**Objective**
Copy out the data that follows, every line unchanged.

**Stored rows**
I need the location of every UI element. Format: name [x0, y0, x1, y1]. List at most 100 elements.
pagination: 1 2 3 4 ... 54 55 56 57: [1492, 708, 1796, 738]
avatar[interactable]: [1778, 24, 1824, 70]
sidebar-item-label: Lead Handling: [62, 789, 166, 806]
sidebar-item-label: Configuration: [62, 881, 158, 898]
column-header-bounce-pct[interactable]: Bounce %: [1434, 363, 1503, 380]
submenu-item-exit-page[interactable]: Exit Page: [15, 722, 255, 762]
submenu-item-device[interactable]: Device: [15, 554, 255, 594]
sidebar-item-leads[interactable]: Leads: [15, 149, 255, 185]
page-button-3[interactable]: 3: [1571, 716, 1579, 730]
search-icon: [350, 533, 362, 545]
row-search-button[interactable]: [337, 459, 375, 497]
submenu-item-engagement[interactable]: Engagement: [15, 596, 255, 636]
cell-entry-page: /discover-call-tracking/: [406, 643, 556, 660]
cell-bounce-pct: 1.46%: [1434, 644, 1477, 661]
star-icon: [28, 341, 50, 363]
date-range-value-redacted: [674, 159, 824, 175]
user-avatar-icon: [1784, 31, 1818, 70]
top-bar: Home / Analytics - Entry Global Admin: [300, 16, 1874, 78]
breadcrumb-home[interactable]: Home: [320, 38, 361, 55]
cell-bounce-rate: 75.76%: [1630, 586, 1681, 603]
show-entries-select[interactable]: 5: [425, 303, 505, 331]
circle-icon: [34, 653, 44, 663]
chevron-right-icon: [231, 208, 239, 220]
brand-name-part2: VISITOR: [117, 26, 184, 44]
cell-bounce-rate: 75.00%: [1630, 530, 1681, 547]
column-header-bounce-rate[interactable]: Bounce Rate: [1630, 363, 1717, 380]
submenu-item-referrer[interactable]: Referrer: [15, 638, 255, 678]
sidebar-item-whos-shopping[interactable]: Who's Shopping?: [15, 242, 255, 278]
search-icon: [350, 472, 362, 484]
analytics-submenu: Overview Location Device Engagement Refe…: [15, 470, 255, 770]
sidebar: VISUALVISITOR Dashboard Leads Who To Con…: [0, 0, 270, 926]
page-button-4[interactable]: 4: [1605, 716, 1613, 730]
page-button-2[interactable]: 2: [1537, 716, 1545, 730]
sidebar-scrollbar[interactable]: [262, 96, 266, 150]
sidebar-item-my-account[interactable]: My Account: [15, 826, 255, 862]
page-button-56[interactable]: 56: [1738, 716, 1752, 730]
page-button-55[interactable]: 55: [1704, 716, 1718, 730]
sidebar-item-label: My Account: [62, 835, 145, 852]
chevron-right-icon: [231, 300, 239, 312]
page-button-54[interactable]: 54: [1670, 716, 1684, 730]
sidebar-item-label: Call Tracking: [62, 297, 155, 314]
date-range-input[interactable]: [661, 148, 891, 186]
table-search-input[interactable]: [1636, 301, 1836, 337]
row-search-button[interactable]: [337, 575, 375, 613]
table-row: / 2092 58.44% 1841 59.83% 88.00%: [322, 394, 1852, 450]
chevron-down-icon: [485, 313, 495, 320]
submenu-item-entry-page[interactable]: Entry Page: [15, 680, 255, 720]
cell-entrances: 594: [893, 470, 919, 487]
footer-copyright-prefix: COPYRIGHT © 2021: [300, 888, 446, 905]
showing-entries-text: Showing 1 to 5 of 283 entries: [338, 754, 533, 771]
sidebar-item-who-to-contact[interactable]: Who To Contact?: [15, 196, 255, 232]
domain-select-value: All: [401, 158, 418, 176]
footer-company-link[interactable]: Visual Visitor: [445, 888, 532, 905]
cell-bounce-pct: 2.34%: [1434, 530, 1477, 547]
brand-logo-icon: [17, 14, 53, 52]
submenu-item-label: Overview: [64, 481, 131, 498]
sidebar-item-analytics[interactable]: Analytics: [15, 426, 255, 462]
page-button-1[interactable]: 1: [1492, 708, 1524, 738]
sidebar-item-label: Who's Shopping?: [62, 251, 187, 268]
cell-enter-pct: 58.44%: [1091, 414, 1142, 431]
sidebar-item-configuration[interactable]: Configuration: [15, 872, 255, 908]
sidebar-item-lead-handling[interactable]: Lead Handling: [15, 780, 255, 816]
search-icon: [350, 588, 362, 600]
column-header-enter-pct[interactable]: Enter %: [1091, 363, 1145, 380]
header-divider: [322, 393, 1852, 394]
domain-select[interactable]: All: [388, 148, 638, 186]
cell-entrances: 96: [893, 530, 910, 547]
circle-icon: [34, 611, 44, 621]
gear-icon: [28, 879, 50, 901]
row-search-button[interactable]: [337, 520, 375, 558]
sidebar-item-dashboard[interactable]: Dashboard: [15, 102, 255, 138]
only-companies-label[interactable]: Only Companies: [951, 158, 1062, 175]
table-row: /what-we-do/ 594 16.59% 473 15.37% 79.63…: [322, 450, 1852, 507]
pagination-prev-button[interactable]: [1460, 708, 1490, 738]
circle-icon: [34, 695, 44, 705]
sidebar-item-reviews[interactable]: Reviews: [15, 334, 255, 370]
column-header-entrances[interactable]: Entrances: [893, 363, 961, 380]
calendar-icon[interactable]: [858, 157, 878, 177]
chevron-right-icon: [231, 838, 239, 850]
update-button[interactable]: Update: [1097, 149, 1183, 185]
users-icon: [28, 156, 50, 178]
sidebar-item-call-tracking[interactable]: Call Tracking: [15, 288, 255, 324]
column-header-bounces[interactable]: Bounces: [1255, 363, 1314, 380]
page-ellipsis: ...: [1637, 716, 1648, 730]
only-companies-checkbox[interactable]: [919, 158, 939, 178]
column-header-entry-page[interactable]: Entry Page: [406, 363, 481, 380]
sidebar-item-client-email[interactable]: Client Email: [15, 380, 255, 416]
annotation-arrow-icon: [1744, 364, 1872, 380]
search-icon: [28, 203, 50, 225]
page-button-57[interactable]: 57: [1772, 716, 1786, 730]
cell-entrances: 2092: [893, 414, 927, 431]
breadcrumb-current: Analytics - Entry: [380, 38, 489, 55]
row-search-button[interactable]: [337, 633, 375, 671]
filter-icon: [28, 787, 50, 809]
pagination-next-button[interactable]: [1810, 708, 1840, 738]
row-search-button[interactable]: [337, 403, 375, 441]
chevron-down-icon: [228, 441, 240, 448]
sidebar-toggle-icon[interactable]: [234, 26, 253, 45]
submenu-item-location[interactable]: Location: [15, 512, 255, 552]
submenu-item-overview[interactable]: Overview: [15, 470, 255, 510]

**Task answer**
I need the location of every UI element. Format: name [x0, y0, x1, y1]. List at most 100 elements.
pagination: 1 2 3 4 ... 54 55 56 57: [1492, 708, 1796, 738]
avatar[interactable]: [1778, 24, 1824, 70]
sidebar-item-label: Lead Handling: [62, 789, 166, 806]
sidebar-item-label: Configuration: [62, 881, 158, 898]
column-header-bounce-pct[interactable]: Bounce %: [1434, 363, 1503, 380]
submenu-item-exit-page[interactable]: Exit Page: [15, 722, 255, 762]
submenu-item-device[interactable]: Device: [15, 554, 255, 594]
sidebar-item-leads[interactable]: Leads: [15, 149, 255, 185]
page-button-3[interactable]: 3: [1571, 716, 1579, 730]
search-icon: [350, 533, 362, 545]
row-search-button[interactable]: [337, 459, 375, 497]
submenu-item-engagement[interactable]: Engagement: [15, 596, 255, 636]
cell-entry-page: /discover-call-tracking/: [406, 643, 556, 660]
cell-bounce-pct: 1.46%: [1434, 644, 1477, 661]
star-icon: [28, 341, 50, 363]
date-range-value-redacted: [674, 159, 824, 175]
user-avatar-icon: [1784, 31, 1818, 70]
top-bar: Home / Analytics - Entry Global Admin: [300, 16, 1874, 78]
breadcrumb-home[interactable]: Home: [320, 38, 361, 55]
cell-bounce-rate: 75.76%: [1630, 586, 1681, 603]
show-entries-select[interactable]: 5: [425, 303, 505, 331]
circle-icon: [34, 653, 44, 663]
chevron-right-icon: [231, 208, 239, 220]
brand-name-part2: VISITOR: [117, 26, 184, 44]
cell-bounce-rate: 75.00%: [1630, 530, 1681, 547]
column-header-bounce-rate[interactable]: Bounce Rate: [1630, 363, 1717, 380]
submenu-item-referrer[interactable]: Referrer: [15, 638, 255, 678]
sidebar-item-whos-shopping[interactable]: Who's Shopping?: [15, 242, 255, 278]
search-icon: [350, 472, 362, 484]
analytics-submenu: Overview Location Device Engagement Refe…: [15, 470, 255, 770]
sidebar: VISUALVISITOR Dashboard Leads Who To Con…: [0, 0, 270, 926]
page-button-4[interactable]: 4: [1605, 716, 1613, 730]
page-button-2[interactable]: 2: [1537, 716, 1545, 730]
sidebar-scrollbar[interactable]: [262, 96, 266, 150]
sidebar-item-my-account[interactable]: My Account: [15, 826, 255, 862]
page-button-56[interactable]: 56: [1738, 716, 1752, 730]
page-button-55[interactable]: 55: [1704, 716, 1718, 730]
sidebar-item-label: My Account: [62, 835, 145, 852]
chevron-right-icon: [231, 300, 239, 312]
page-button-54[interactable]: 54: [1670, 716, 1684, 730]
sidebar-item-label: Call Tracking: [62, 297, 155, 314]
date-range-input[interactable]: [661, 148, 891, 186]
table-search-input[interactable]: [1636, 301, 1836, 337]
row-search-button[interactable]: [337, 575, 375, 613]
table-row: / 2092 58.44% 1841 59.83% 88.00%: [322, 394, 1852, 450]
chevron-down-icon: [485, 313, 495, 320]
submenu-item-entry-page[interactable]: Entry Page: [15, 680, 255, 720]
cell-entrances: 594: [893, 470, 919, 487]
footer-copyright-prefix: COPYRIGHT © 2021: [300, 888, 446, 905]
showing-entries-text: Showing 1 to 5 of 283 entries: [338, 754, 533, 771]
sidebar-item-who-to-contact[interactable]: Who To Contact?: [15, 196, 255, 232]
domain-select-value: All: [401, 158, 418, 176]
footer-company-link[interactable]: Visual Visitor: [445, 888, 532, 905]
cell-bounce-pct: 2.34%: [1434, 530, 1477, 547]
brand-logo-icon: [17, 14, 53, 52]
submenu-item-label: Overview: [64, 481, 131, 498]
sidebar-item-analytics[interactable]: Analytics: [15, 426, 255, 462]
page-button-1[interactable]: 1: [1492, 708, 1524, 738]
sidebar-item-label: Who's Shopping?: [62, 251, 187, 268]
cell-enter-pct: 58.44%: [1091, 414, 1142, 431]
sidebar-item-configuration[interactable]: Configuration: [15, 872, 255, 908]
sidebar-item-lead-handling[interactable]: Lead Handling: [15, 780, 255, 816]
search-icon: [350, 588, 362, 600]
column-header-enter-pct[interactable]: Enter %: [1091, 363, 1145, 380]
header-divider: [322, 393, 1852, 394]
domain-select[interactable]: All: [388, 148, 638, 186]
cell-entrances: 96: [893, 530, 910, 547]
circle-icon: [34, 611, 44, 621]
gear-icon: [28, 879, 50, 901]
row-search-button[interactable]: [337, 520, 375, 558]
sidebar-item-dashboard[interactable]: Dashboard: [15, 102, 255, 138]
only-companies-label[interactable]: Only Companies: [951, 158, 1062, 175]
table-row: /what-we-do/ 594 16.59% 473 15.37% 79.63…: [322, 450, 1852, 507]
pagination-prev-button[interactable]: [1460, 708, 1490, 738]
circle-icon: [34, 695, 44, 705]
sidebar-item-reviews[interactable]: Reviews: [15, 334, 255, 370]
column-header-entrances[interactable]: Entrances: [893, 363, 961, 380]
calendar-icon[interactable]: [858, 157, 878, 177]
chevron-right-icon: [231, 838, 239, 850]
update-button[interactable]: Update: [1097, 149, 1183, 185]
users-icon: [28, 156, 50, 178]
sidebar-item-call-tracking[interactable]: Call Tracking: [15, 288, 255, 324]
column-header-bounces[interactable]: Bounces: [1255, 363, 1314, 380]
page-ellipsis: ...: [1637, 716, 1648, 730]
only-companies-checkbox[interactable]: [919, 158, 939, 178]
column-header-entry-page[interactable]: Entry Page: [406, 363, 481, 380]
sidebar-item-client-email[interactable]: Client Email: [15, 380, 255, 416]
annotation-arrow-icon: [1744, 364, 1872, 380]
search-icon: [28, 203, 50, 225]
page-button-57[interactable]: 57: [1772, 716, 1786, 730]
cell-entrances: 2092: [893, 414, 927, 431]
breadcrumb-current: Analytics - Entry: [380, 38, 489, 55]
row-search-button[interactable]: [337, 633, 375, 671]
filter-icon: [28, 787, 50, 809]
pagination-next-button[interactable]: [1810, 708, 1840, 738]
row-search-button[interactable]: [337, 403, 375, 441]
chevron-down-icon: [228, 441, 240, 448]
sidebar-toggle-icon[interactable]: [234, 26, 253, 45]
submenu-item-location[interactable]: Location: [15, 512, 255, 552]
submenu-item-overview[interactable]: Overview: [15, 470, 255, 510]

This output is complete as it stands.